==== Extracted material

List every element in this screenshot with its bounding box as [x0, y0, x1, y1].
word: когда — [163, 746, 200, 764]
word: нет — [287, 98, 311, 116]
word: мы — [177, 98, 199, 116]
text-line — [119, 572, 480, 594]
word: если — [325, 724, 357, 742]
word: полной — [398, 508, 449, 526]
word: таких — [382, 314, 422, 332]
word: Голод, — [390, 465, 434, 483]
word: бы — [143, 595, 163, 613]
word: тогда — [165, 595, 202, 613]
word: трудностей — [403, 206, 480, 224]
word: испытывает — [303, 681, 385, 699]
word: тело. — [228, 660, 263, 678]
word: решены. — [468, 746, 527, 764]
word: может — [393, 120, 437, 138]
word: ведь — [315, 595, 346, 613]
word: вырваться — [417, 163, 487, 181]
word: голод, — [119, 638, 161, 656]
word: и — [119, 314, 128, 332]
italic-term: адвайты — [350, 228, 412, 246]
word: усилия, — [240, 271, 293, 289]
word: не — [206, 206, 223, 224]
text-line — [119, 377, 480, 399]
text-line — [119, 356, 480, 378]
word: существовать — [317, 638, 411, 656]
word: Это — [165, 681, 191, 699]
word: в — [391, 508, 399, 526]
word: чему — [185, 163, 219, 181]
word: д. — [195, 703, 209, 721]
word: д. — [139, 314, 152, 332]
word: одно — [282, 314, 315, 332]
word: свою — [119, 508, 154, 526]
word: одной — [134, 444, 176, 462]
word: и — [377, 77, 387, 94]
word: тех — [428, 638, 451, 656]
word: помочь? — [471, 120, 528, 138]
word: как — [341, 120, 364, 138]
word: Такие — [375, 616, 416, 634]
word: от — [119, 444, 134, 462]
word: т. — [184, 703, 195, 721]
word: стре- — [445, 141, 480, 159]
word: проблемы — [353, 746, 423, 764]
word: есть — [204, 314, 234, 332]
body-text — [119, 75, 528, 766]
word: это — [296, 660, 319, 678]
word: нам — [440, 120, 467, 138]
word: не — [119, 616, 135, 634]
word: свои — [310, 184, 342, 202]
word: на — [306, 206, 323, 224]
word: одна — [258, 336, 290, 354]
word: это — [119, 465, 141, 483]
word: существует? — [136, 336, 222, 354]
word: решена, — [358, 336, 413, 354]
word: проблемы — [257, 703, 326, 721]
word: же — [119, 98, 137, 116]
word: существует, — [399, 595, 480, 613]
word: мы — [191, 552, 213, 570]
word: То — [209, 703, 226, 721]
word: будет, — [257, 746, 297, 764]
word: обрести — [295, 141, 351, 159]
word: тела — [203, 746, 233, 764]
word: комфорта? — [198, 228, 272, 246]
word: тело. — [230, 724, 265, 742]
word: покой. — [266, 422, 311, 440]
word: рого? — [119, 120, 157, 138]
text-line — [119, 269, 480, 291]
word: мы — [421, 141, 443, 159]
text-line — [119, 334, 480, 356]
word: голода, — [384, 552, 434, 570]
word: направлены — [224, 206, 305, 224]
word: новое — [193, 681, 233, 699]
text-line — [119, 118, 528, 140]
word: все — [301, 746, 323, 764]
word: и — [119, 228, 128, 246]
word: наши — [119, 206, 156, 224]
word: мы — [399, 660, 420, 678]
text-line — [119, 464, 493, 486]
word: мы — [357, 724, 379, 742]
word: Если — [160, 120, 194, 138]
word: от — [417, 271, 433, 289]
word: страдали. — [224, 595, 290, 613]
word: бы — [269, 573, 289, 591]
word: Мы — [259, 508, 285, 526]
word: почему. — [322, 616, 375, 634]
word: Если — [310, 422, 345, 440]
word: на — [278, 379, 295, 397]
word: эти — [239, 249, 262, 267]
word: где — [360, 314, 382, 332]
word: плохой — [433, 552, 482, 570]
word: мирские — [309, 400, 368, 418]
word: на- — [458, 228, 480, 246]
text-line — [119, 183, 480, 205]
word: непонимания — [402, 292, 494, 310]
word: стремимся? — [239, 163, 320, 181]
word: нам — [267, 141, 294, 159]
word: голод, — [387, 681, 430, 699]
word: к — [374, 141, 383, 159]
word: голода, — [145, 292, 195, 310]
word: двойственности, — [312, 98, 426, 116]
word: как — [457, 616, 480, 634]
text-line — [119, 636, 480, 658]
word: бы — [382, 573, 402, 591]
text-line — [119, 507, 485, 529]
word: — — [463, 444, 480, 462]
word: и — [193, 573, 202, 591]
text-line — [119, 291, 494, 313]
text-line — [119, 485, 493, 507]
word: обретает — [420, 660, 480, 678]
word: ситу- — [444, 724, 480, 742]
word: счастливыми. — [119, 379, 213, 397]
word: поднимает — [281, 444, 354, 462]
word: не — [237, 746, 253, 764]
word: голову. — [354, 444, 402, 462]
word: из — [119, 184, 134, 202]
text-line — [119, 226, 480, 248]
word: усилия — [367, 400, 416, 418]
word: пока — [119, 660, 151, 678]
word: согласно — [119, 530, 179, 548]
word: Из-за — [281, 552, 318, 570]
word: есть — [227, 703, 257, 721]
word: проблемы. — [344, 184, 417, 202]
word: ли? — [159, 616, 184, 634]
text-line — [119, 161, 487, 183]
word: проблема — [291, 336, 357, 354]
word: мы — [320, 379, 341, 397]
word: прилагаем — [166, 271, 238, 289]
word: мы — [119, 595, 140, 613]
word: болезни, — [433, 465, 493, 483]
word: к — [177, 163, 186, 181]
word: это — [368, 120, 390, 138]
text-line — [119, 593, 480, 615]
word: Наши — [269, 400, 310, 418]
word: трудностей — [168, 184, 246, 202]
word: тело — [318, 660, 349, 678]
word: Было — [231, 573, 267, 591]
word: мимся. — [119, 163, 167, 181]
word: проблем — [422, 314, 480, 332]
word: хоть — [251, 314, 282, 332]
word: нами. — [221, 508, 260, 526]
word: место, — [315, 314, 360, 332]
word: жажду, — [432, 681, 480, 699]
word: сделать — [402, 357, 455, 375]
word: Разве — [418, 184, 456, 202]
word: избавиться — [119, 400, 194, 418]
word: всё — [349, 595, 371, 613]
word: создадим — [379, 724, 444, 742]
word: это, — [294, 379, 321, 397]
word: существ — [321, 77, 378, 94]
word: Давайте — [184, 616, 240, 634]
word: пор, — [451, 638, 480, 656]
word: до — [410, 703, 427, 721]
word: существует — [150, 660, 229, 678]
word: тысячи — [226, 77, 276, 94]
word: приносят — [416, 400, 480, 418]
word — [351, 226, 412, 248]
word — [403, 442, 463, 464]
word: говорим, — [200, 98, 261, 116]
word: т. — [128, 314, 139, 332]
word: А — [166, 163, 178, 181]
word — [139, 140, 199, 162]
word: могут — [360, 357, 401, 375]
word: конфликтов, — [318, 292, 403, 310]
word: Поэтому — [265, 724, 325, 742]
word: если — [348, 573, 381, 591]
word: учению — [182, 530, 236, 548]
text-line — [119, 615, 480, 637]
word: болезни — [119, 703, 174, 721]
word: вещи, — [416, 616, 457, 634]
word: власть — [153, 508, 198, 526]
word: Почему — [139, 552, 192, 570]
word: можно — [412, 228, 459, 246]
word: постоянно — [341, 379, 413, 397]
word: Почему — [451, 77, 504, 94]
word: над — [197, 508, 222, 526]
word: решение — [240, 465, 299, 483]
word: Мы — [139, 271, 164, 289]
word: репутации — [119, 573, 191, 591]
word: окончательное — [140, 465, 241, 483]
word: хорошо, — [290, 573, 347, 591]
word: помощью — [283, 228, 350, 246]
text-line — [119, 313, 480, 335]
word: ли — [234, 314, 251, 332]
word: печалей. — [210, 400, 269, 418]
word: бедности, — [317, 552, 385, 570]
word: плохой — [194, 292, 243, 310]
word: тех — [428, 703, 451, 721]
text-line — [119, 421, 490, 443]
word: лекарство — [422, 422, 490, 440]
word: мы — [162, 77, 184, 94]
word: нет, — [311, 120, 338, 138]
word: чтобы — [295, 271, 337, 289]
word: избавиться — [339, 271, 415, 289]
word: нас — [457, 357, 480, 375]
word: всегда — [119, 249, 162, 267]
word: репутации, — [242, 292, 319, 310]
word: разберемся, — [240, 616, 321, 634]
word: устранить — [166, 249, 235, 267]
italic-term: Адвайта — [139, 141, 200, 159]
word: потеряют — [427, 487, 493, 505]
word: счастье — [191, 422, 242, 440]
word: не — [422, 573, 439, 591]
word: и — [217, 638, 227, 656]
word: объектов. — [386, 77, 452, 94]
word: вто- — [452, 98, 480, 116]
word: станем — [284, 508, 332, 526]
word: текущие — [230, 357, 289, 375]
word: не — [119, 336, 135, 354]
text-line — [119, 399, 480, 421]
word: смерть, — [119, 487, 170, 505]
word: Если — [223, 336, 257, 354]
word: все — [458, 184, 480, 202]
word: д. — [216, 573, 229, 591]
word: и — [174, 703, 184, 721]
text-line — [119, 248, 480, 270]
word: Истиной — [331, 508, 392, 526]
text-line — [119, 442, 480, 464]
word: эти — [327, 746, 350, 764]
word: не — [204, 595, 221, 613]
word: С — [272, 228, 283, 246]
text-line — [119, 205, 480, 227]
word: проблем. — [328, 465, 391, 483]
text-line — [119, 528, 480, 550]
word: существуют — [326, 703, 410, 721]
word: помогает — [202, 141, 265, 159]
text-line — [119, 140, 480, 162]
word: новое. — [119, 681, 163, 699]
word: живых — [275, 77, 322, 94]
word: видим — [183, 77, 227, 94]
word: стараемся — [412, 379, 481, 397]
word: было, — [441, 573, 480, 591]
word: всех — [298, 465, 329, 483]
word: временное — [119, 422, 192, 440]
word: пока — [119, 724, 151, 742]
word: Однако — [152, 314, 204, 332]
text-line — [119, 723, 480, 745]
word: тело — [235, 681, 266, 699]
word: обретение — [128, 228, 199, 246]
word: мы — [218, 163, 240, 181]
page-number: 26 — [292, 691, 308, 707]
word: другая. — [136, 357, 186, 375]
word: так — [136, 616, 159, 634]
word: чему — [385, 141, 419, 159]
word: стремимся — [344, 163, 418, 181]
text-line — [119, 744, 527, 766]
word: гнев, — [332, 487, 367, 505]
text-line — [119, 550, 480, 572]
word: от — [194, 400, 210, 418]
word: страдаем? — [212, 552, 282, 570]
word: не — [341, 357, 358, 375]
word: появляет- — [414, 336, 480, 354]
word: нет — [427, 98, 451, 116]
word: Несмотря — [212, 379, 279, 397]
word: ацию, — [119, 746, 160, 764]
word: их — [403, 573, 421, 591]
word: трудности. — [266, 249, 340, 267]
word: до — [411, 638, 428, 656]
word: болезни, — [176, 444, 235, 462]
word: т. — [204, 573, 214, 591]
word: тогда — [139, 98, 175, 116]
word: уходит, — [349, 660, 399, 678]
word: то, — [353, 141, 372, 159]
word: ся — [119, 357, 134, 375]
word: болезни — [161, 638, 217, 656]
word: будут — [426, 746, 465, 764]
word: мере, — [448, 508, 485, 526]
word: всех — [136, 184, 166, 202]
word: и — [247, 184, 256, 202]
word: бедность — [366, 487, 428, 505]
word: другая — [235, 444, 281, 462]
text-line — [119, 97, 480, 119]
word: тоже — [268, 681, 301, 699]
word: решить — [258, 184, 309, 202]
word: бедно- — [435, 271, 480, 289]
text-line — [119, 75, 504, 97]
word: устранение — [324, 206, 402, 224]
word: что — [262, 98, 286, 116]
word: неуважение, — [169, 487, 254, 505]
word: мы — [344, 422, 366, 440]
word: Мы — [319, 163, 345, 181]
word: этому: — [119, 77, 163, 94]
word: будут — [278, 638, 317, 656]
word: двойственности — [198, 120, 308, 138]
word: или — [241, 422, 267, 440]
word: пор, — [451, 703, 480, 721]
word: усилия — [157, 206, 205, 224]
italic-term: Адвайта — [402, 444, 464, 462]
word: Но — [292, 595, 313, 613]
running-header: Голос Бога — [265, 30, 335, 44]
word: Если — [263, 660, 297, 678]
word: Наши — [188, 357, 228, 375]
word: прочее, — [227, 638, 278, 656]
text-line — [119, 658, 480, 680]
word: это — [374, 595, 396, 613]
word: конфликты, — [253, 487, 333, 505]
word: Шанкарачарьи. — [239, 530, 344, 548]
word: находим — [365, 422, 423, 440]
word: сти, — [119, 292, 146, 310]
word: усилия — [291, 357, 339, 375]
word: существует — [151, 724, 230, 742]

========

*What you will do:*
Render everything from the start of the items above down to the line containing "word: если — [325, 724, 357, 742]", inclusive, as a JSON list of strings with one string per line and blank lines omitted.

*Answer to this problem:*
[
  "List every element in this screenshot with its bounding box as [x0, y0, x1, y1].",
  "word: когда — [163, 746, 200, 764]",
  "word: нет — [287, 98, 311, 116]",
  "word: мы — [177, 98, 199, 116]",
  "text-line — [119, 572, 480, 594]",
  "word: если — [325, 724, 357, 742]"
]